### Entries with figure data
☆ ☆ ☆
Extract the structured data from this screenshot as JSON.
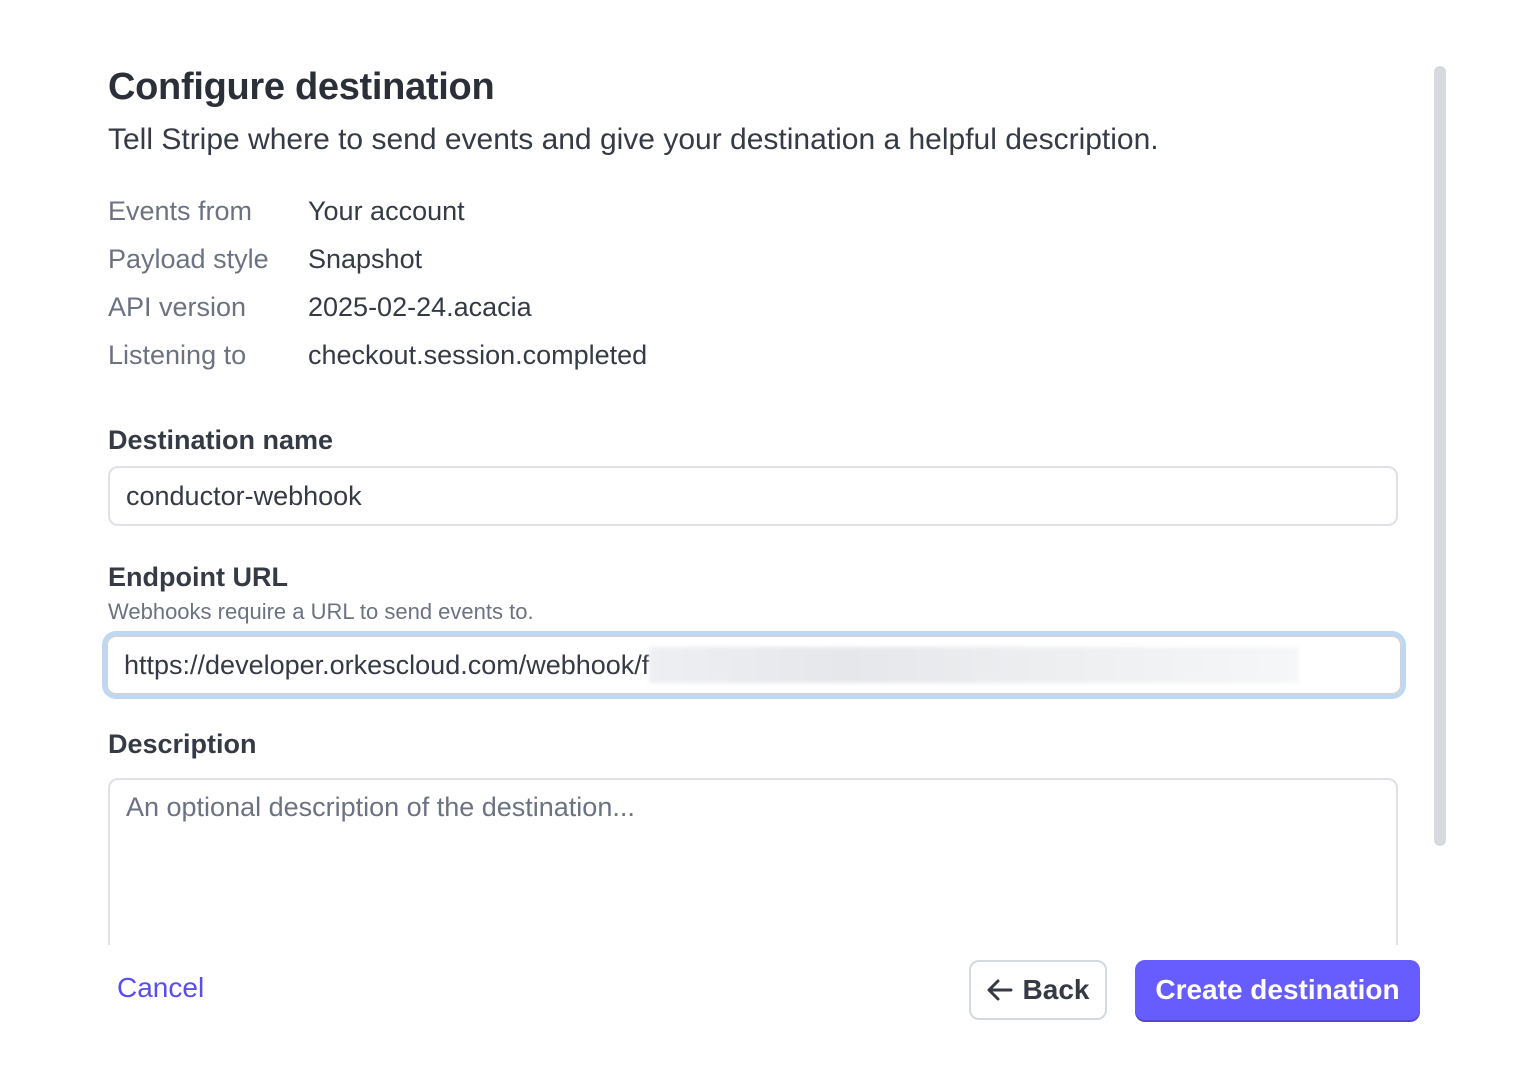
{
  "header": {
    "title": "Configure destination",
    "subtitle": "Tell Stripe where to send events and give your destination a helpful description."
  },
  "summary": [
    {
      "label": "Events from",
      "value": "Your account"
    },
    {
      "label": "Payload style",
      "value": "Snapshot"
    },
    {
      "label": "API version",
      "value": "2025-02-24.acacia"
    },
    {
      "label": "Listening to",
      "value": "checkout.session.completed"
    }
  ],
  "form": {
    "name_label": "Destination name",
    "name_value": "conductor-webhook",
    "url_label": "Endpoint URL",
    "url_hint": "Webhooks require a URL to send events to.",
    "url_value": "https://developer.orkescloud.com/webhook/f",
    "description_label": "Description",
    "description_placeholder": "An optional description of the destination..."
  },
  "footer": {
    "cancel": "Cancel",
    "back": "Back",
    "create": "Create destination"
  },
  "colors": {
    "primary": "#675dff",
    "link": "#5b4cf2",
    "focus_ring": "#bcd8f5"
  }
}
☆ ☆ ☆
### What to work on
Find every line in the records above that holds the word "send", and copy each one.

### Correct output
    "subtitle": "Tell Stripe where to send events and give your destination a helpful description."
    "url_hint": "Webhooks require a URL to send events to.",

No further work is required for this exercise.